# [Exercise goal]
All entries are to be given again verbatim.

[Lines of data]
+++

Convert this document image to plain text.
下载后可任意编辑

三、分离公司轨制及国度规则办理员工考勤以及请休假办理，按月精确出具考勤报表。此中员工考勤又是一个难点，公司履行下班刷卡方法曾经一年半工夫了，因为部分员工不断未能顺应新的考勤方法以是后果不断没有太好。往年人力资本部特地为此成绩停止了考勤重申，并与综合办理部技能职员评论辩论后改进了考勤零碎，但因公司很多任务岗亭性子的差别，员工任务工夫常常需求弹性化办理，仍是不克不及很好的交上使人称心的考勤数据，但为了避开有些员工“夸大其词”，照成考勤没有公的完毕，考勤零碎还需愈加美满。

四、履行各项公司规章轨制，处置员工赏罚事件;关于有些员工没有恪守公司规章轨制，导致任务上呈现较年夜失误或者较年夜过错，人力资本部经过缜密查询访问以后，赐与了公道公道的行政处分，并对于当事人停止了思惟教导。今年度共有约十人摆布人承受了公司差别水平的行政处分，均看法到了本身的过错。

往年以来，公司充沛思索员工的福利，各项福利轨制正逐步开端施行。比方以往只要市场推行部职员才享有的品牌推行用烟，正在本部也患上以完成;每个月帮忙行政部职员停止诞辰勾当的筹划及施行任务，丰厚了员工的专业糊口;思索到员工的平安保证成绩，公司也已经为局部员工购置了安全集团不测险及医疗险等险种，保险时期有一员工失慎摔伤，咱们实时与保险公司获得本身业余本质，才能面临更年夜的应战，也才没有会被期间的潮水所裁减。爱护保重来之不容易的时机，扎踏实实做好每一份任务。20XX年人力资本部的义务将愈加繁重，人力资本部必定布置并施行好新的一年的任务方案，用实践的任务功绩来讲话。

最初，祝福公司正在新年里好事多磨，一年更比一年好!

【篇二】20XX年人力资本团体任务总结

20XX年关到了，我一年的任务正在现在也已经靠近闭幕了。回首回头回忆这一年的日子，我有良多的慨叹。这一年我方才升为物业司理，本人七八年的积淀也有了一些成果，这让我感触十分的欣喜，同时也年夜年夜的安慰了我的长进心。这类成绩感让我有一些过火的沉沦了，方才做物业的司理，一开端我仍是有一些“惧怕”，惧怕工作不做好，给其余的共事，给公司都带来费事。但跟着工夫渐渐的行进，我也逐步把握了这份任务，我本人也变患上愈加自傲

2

+++

# [The reply]
Convert this document image to plain text.
下载后可任意编辑

三、分离公司轨制及国度规则办理员工考勤以及请休假办理，按月精确出具考勤报表。此中员工考勤又是一个难点，公司履行下班刷卡方法曾经一年半工夫了，因为部分员工不断未能顺应新的考勤方法以是后果不断没有太好。往年人力资本部特地为此成绩停止了考勤重申，并与综合办理部技能职员评论辩论后改进了考勤零碎，但因公司很多任务岗亭性子的差别，员工任务工夫常常需求弹性化办理，仍是不克不及很好的交上使人称心的考勤数据，但为了避开有些员工“夸大其词”，照成考勤没有公的完毕，考勤零碎还需愈加美满。

四、履行各项公司规章轨制，处置员工赏罚事件;关于有些员工没有恪守公司规章轨制，导致任务上呈现较年夜失误或者较年夜过错，人力资本部经过缜密查询访问以后，赐与了公道公道的行政处分，并对于当事人停止了思惟教导。今年度共有约十人摆布人承受了公司差别水平的行政处分，均看法到了本身的过错。

往年以来，公司充沛思索员工的福利，各项福利轨制正逐步开端施行。比方以往只要市场推行部职员才享有的品牌推行用烟，正在本部也患上以完成;每个月帮忙行政部职员停止诞辰勾当的筹划及施行任务，丰厚了员工的专业糊口;思索到员工的平安保证成绩，公司也已经为局部员工购置了安全集团不测险及医疗险等险种，保险时期有一员工失慎摔伤，咱们实时与保险公司获得本身业余本质，才能面临更年夜的应战，也才没有会被期间的潮水所裁减。爱护保重来之不容易的时机，扎踏实实做好每一份任务。20XX年人力资本部的义务将愈加繁重，人力资本部必定布置并施行好新的一年的任务方案，用实践的任务功绩来讲话。

最初，祝福公司正在新年里好事多磨，一年更比一年好!

【篇二】20XX年人力资本团体任务总结

20XX年关到了，我一年的任务正在现在也已经靠近闭幕了。回首回头回忆这一年的日子，我有良多的慨叹。这一年我方才升为物业司理，本人七八年的积淀也有了一些成果，这让我感触十分的欣喜，同时也年夜年夜的安慰了我的长进心。这类成绩感让我有一些过火的沉沦了，方才做物业的司理，一开端我仍是有一些“惧怕”，惧怕工作不做好，给其余的共事，给公司都带来费事。但跟着工夫渐渐的行进，我也逐步把握了这份任务，我本人也变患上愈加自傲

2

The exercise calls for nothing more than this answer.